_What is asked_. Copy each line exactly.

________________

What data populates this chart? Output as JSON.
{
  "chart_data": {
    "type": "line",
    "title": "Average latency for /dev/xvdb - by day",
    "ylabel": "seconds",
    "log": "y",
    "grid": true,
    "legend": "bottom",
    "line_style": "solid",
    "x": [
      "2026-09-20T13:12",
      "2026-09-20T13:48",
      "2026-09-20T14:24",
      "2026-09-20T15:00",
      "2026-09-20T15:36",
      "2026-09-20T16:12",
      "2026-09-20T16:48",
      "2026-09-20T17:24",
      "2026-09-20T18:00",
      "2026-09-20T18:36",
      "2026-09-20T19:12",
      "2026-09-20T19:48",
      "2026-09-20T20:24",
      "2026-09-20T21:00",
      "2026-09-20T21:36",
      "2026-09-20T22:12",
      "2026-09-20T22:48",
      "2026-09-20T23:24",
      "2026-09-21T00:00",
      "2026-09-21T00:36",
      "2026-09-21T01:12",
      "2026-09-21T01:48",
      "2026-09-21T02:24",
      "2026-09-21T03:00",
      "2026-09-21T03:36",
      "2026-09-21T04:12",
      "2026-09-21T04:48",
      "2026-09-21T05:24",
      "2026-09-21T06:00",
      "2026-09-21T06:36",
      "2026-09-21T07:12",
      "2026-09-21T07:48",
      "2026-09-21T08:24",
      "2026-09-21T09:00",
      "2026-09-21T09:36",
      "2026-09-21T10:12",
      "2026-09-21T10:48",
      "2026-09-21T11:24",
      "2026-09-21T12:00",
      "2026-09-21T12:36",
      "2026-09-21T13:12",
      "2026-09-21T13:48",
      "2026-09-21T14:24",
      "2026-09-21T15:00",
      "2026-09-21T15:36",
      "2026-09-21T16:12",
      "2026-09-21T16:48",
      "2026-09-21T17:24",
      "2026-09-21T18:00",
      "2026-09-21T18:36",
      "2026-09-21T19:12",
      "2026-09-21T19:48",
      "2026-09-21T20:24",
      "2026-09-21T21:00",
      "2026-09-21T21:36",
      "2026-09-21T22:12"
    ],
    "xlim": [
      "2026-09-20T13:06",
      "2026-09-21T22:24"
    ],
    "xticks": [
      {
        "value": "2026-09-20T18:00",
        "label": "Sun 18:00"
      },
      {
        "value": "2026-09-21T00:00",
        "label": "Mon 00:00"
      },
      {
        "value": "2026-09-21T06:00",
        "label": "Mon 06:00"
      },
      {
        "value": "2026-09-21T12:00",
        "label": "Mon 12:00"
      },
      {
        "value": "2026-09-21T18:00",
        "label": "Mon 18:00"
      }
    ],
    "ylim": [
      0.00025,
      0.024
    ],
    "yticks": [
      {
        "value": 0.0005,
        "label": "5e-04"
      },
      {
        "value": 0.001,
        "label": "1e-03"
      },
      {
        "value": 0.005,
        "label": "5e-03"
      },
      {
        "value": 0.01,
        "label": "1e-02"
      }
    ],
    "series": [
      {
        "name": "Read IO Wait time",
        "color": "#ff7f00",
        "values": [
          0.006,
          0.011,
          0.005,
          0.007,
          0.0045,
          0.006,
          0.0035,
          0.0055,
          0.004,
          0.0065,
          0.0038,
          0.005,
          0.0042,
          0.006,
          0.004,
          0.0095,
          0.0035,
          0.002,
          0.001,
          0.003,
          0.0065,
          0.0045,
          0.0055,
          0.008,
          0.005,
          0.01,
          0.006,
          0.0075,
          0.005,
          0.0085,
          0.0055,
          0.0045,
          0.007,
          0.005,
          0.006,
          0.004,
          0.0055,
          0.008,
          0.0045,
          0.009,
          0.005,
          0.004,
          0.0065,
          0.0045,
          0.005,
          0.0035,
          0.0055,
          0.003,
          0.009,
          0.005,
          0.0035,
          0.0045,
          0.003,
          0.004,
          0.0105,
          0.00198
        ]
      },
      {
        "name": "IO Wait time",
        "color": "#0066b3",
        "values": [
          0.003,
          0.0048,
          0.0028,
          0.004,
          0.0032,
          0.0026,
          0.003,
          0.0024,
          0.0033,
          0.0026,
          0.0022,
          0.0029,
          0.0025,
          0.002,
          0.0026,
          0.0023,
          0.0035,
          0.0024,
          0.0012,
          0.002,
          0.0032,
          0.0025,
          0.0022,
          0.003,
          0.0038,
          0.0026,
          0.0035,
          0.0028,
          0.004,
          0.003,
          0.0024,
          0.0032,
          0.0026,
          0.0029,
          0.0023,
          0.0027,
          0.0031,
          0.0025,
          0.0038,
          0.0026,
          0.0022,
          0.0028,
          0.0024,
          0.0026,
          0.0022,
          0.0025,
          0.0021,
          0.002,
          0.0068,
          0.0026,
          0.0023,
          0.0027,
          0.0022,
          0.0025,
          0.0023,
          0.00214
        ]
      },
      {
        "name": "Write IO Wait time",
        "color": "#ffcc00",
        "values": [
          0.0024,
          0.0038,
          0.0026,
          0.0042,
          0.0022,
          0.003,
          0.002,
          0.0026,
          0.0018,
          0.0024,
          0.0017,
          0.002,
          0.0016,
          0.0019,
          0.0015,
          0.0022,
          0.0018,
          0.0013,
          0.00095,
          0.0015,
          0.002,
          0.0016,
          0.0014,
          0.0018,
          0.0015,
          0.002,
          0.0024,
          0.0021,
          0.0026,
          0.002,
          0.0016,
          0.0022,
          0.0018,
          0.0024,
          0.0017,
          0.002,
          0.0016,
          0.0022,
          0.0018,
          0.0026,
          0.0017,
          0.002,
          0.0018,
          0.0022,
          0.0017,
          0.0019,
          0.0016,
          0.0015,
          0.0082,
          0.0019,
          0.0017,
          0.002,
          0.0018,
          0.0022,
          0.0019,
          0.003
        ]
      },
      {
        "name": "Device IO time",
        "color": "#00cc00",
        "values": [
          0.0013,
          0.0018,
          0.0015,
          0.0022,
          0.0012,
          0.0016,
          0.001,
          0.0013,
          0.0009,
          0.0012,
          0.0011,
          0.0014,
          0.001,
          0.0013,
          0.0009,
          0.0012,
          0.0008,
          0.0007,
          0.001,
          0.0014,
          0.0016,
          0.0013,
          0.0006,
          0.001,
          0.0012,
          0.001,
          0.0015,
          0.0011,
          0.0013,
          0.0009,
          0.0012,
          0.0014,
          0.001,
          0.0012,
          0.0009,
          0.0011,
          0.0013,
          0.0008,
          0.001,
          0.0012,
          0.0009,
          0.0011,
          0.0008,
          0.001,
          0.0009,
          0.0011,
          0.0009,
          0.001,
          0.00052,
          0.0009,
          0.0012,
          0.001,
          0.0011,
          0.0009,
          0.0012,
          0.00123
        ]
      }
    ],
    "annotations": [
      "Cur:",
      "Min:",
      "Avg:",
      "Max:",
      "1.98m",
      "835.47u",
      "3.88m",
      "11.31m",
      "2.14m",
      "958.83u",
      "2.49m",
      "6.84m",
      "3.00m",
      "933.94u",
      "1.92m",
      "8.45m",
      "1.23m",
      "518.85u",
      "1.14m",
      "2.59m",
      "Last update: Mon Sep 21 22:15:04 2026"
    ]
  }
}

________________

_Written solution_.
What data populates this chart? Output as JSON.
{
  "chart_data": {
    "type": "line",
    "title": "Average latency for /dev/xvdb - by day",
    "ylabel": "seconds",
    "log": "y",
    "grid": true,
    "legend": "bottom",
    "line_style": "solid",
    "x": [
      "2026-09-20T13:12",
      "2026-09-20T13:48",
      "2026-09-20T14:24",
      "2026-09-20T15:00",
      "2026-09-20T15:36",
      "2026-09-20T16:12",
      "2026-09-20T16:48",
      "2026-09-20T17:24",
      "2026-09-20T18:00",
      "2026-09-20T18:36",
      "2026-09-20T19:12",
      "2026-09-20T19:48",
      "2026-09-20T20:24",
      "2026-09-20T21:00",
      "2026-09-20T21:36",
      "2026-09-20T22:12",
      "2026-09-20T22:48",
      "2026-09-20T23:24",
      "2026-09-21T00:00",
      "2026-09-21T00:36",
      "2026-09-21T01:12",
      "2026-09-21T01:48",
      "2026-09-21T02:24",
      "2026-09-21T03:00",
      "2026-09-21T03:36",
      "2026-09-21T04:12",
      "2026-09-21T04:48",
      "2026-09-21T05:24",
      "2026-09-21T06:00",
      "2026-09-21T06:36",
      "2026-09-21T07:12",
      "2026-09-21T07:48",
      "2026-09-21T08:24",
      "2026-09-21T09:00",
      "2026-09-21T09:36",
      "2026-09-21T10:12",
      "2026-09-21T10:48",
      "2026-09-21T11:24",
      "2026-09-21T12:00",
      "2026-09-21T12:36",
      "2026-09-21T13:12",
      "2026-09-21T13:48",
      "2026-09-21T14:24",
      "2026-09-21T15:00",
      "2026-09-21T15:36",
      "2026-09-21T16:12",
      "2026-09-21T16:48",
      "2026-09-21T17:24",
      "2026-09-21T18:00",
      "2026-09-21T18:36",
      "2026-09-21T19:12",
      "2026-09-21T19:48",
      "2026-09-21T20:24",
      "2026-09-21T21:00",
      "2026-09-21T21:36",
      "2026-09-21T22:12"
    ],
    "xlim": [
      "2026-09-20T13:06",
      "2026-09-21T22:24"
    ],
    "xticks": [
      {
        "value": "2026-09-20T18:00",
        "label": "Sun 18:00"
      },
      {
        "value": "2026-09-21T00:00",
        "label": "Mon 00:00"
      },
      {
        "value": "2026-09-21T06:00",
        "label": "Mon 06:00"
      },
      {
        "value": "2026-09-21T12:00",
        "label": "Mon 12:00"
      },
      {
        "value": "2026-09-21T18:00",
        "label": "Mon 18:00"
      }
    ],
    "ylim": [
      0.00025,
      0.024
    ],
    "yticks": [
      {
        "value": 0.0005,
        "label": "5e-04"
      },
      {
        "value": 0.001,
        "label": "1e-03"
      },
      {
        "value": 0.005,
        "label": "5e-03"
      },
      {
        "value": 0.01,
        "label": "1e-02"
      }
    ],
    "series": [
      {
        "name": "Read IO Wait time",
        "color": "#ff7f00",
        "values": [
          0.006,
          0.011,
          0.005,
          0.007,
          0.0045,
          0.006,
          0.0035,
          0.0055,
          0.004,
          0.0065,
          0.0038,
          0.005,
          0.0042,
          0.006,
          0.004,
          0.0095,
          0.0035,
          0.002,
          0.001,
          0.003,
          0.0065,
          0.0045,
          0.0055,
          0.008,
          0.005,
          0.01,
          0.006,
          0.0075,
          0.005,
          0.0085,
          0.0055,
          0.0045,
          0.007,
          0.005,
          0.006,
          0.004,
          0.0055,
          0.008,
          0.0045,
          0.009,
          0.005,
          0.004,
          0.0065,
          0.0045,
          0.005,
          0.0035,
          0.0055,
          0.003,
          0.009,
          0.005,
          0.0035,
          0.0045,
          0.003,
          0.004,
          0.0105,
          0.00198
        ]
      },
      {
        "name": "IO Wait time",
        "color": "#0066b3",
        "values": [
          0.003,
          0.0048,
          0.0028,
          0.004,
          0.0032,
          0.0026,
          0.003,
          0.0024,
          0.0033,
          0.0026,
          0.0022,
          0.0029,
          0.0025,
          0.002,
          0.0026,
          0.0023,
          0.0035,
          0.0024,
          0.0012,
          0.002,
          0.0032,
          0.0025,
          0.0022,
          0.003,
          0.0038,
          0.0026,
          0.0035,
          0.0028,
          0.004,
          0.003,
          0.0024,
          0.0032,
          0.0026,
          0.0029,
          0.0023,
          0.0027,
          0.0031,
          0.0025,
          0.0038,
          0.0026,
          0.0022,
          0.0028,
          0.0024,
          0.0026,
          0.0022,
          0.0025,
          0.0021,
          0.002,
          0.0068,
          0.0026,
          0.0023,
          0.0027,
          0.0022,
          0.0025,
          0.0023,
          0.00214
        ]
      },
      {
        "name": "Write IO Wait time",
        "color": "#ffcc00",
        "values": [
          0.0024,
          0.0038,
          0.0026,
          0.0042,
          0.0022,
          0.003,
          0.002,
          0.0026,
          0.0018,
          0.0024,
          0.0017,
          0.002,
          0.0016,
          0.0019,
          0.0015,
          0.0022,
          0.0018,
          0.0013,
          0.00095,
          0.0015,
          0.002,
          0.0016,
          0.0014,
          0.0018,
          0.0015,
          0.002,
          0.0024,
          0.0021,
          0.0026,
          0.002,
          0.0016,
          0.0022,
          0.0018,
          0.0024,
          0.0017,
          0.002,
          0.0016,
          0.0022,
          0.0018,
          0.0026,
          0.0017,
          0.002,
          0.0018,
          0.0022,
          0.0017,
          0.0019,
          0.0016,
          0.0015,
          0.0082,
          0.0019,
          0.0017,
          0.002,
          0.0018,
          0.0022,
          0.0019,
          0.003
        ]
      },
      {
        "name": "Device IO time",
        "color": "#00cc00",
        "values": [
          0.0013,
          0.0018,
          0.0015,
          0.0022,
          0.0012,
          0.0016,
          0.001,
          0.0013,
          0.0009,
          0.0012,
          0.0011,
          0.0014,
          0.001,
          0.0013,
          0.0009,
          0.0012,
          0.0008,
          0.0007,
          0.001,
          0.0014,
          0.0016,
          0.0013,
          0.0006,
          0.001,
          0.0012,
          0.001,
          0.0015,
          0.0011,
          0.0013,
          0.0009,
          0.0012,
          0.0014,
          0.001,
          0.0012,
          0.0009,
          0.0011,
          0.0013,
          0.0008,
          0.001,
          0.0012,
          0.0009,
          0.0011,
          0.0008,
          0.001,
          0.0009,
          0.0011,
          0.0009,
          0.001,
          0.00052,
          0.0009,
          0.0012,
          0.001,
          0.0011,
          0.0009,
          0.0012,
          0.00123
        ]
      }
    ],
    "annotations": [
      "Cur:",
      "Min:",
      "Avg:",
      "Max:",
      "1.98m",
      "835.47u",
      "3.88m",
      "11.31m",
      "2.14m",
      "958.83u",
      "2.49m",
      "6.84m",
      "3.00m",
      "933.94u",
      "1.92m",
      "8.45m",
      "1.23m",
      "518.85u",
      "1.14m",
      "2.59m",
      "Last update: Mon Sep 21 22:15:04 2026"
    ]
  }
}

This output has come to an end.